■ Supplied material ■
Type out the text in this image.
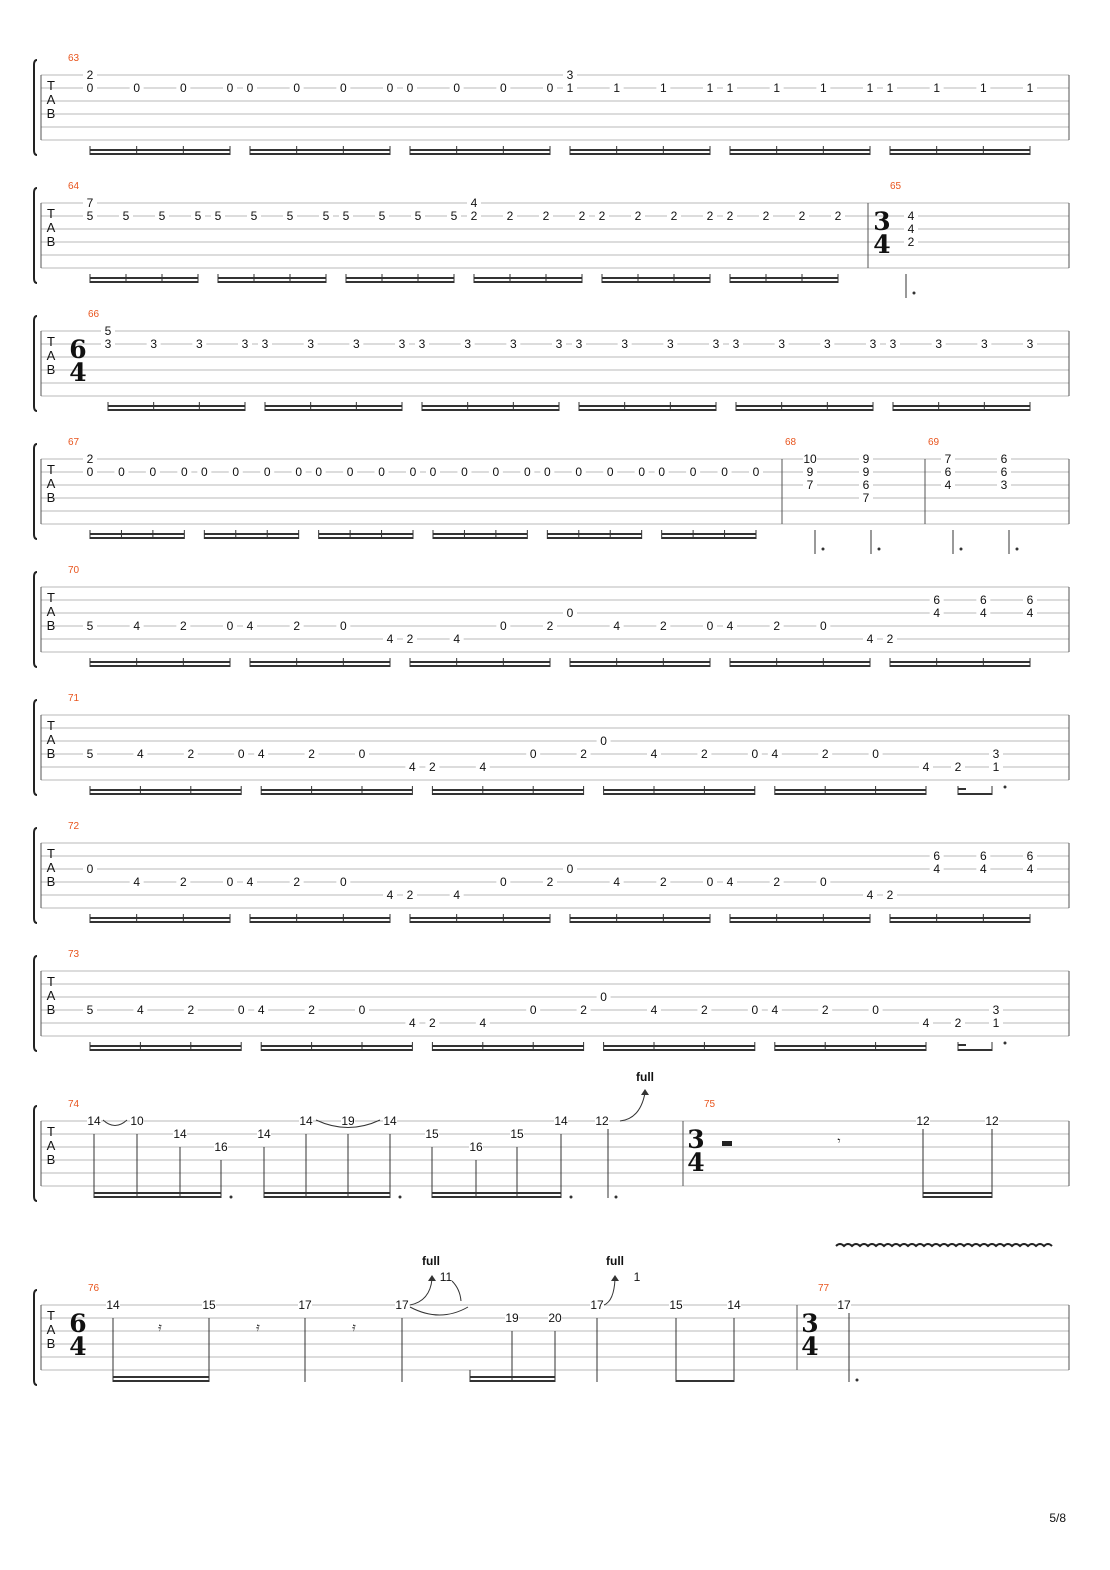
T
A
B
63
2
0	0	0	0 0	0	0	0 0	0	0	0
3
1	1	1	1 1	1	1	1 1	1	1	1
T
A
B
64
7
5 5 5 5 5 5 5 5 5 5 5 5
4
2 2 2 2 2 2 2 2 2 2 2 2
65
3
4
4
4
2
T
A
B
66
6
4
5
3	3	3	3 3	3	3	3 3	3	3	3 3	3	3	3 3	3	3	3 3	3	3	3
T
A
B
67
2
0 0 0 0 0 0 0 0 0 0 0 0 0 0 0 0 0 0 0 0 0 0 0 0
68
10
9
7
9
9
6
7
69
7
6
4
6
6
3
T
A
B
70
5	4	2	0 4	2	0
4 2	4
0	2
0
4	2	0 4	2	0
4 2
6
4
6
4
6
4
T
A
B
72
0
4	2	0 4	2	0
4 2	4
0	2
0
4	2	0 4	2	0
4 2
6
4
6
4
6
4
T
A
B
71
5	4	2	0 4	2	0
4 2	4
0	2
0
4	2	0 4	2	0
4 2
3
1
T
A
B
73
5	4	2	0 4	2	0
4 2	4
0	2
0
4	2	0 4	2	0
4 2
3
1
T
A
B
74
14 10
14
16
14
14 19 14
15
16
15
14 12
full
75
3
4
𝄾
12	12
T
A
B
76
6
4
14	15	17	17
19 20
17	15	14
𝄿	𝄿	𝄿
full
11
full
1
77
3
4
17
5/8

■ Written task ■
Leave out the pictures and transcribe everything else exactly.

■ Full solution ■
Type out the text in this image.
T
A
B
63
2
0	0	0	0 0	0	0	0 0	0	0	0
3
1	1	1	1 1	1	1	1 1	1	1	1
T
A
B
64
7
5 5 5 5 5 5 5 5 5 5 5 5
4
2 2 2 2 2 2 2 2 2 2 2 2
65
3
4
4
4
2
T
A
B
66
6
4
5
3	3	3	3 3	3	3	3 3	3	3	3 3	3	3	3 3	3	3	3 3	3	3	3
T
A
B
67
2
0 0 0 0 0 0 0 0 0 0 0 0 0 0 0 0 0 0 0 0 0 0 0 0
68
10
9
7
9
9
6
7
69
7
6
4
6
6
3
T
A
B
70
5	4	2	0 4	2	0
4 2	4
0	2
0
4	2	0 4	2	0
4 2
6
4
6
4
6
4
T
A
B
72
0
4	2	0 4	2	0
4 2	4
0	2
0
4	2	0 4	2	0
4 2
6
4
6
4
6
4
T
A
B
71
5	4	2	0 4	2	0
4 2	4
0	2
0
4	2	0 4	2	0
4 2
3
1
T
A
B
73
5	4	2	0 4	2	0
4 2	4
0	2
0
4	2	0 4	2	0
4 2
3
1
T
A
B
74
14 10
14
16
14
14 19 14
15
16
15
14 12
full
75
3
4
𝄾
12	12
T
A
B
76
6
4
14	15	17	17
19 20
17	15	14
𝄿	𝄿	𝄿
full
11
full
1
77
3
4
17
5/8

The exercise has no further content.